• _Written problem_: Output the data that follows exactly, line for line.

• _Data to process_:
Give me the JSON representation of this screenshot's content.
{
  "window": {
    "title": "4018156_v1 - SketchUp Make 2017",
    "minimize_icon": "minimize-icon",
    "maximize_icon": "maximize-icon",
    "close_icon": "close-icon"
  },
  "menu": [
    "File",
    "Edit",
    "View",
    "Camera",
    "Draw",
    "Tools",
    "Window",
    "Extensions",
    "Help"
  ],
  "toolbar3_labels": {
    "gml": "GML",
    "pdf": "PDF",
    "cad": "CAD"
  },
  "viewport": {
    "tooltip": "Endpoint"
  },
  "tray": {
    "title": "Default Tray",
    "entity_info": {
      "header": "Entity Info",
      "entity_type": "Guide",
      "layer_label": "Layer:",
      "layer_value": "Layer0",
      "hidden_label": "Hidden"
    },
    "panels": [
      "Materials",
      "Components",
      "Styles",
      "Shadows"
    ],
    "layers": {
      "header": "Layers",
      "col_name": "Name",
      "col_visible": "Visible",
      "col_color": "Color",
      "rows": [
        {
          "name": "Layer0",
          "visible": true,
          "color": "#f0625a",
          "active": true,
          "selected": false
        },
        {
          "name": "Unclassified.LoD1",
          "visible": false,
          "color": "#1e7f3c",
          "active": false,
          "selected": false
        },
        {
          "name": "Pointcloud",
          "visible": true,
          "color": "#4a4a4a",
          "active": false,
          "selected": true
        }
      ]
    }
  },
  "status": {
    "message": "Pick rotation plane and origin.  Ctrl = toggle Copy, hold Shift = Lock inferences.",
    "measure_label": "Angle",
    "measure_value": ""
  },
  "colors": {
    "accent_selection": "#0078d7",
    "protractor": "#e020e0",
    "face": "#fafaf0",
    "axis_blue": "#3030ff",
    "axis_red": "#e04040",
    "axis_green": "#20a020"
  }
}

• _Solution to this problem_:
Give me the JSON representation of this screenshot's content.
{
  "window": {
    "title": "4018156_v1 - SketchUp Make 2017",
    "minimize_icon": "minimize-icon",
    "maximize_icon": "maximize-icon",
    "close_icon": "close-icon"
  },
  "menu": [
    "File",
    "Edit",
    "View",
    "Camera",
    "Draw",
    "Tools",
    "Window",
    "Extensions",
    "Help"
  ],
  "toolbar3_labels": {
    "gml": "GML",
    "pdf": "PDF",
    "cad": "CAD"
  },
  "viewport": {
    "tooltip": "Endpoint"
  },
  "tray": {
    "title": "Default Tray",
    "entity_info": {
      "header": "Entity Info",
      "entity_type": "Guide",
      "layer_label": "Layer:",
      "layer_value": "Layer0",
      "hidden_label": "Hidden"
    },
    "panels": [
      "Materials",
      "Components",
      "Styles",
      "Shadows"
    ],
    "layers": {
      "header": "Layers",
      "col_name": "Name",
      "col_visible": "Visible",
      "col_color": "Color",
      "rows": [
        {
          "name": "Layer0",
          "visible": true,
          "color": "#f0625a",
          "active": true,
          "selected": false
        },
        {
          "name": "Unclassified.LoD1",
          "visible": false,
          "color": "#1e7f3c",
          "active": false,
          "selected": false
        },
        {
          "name": "Pointcloud",
          "visible": true,
          "color": "#4a4a4a",
          "active": false,
          "selected": true
        }
      ]
    }
  },
  "status": {
    "message": "Pick rotation plane and origin.  Ctrl = toggle Copy, hold Shift = Lock inferences.",
    "measure_label": "Angle",
    "measure_value": ""
  },
  "colors": {
    "accent_selection": "#0078d7",
    "protractor": "#e020e0",
    "face": "#fafaf0",
    "axis_blue": "#3030ff",
    "axis_red": "#e04040",
    "axis_green": "#20a020"
  }
}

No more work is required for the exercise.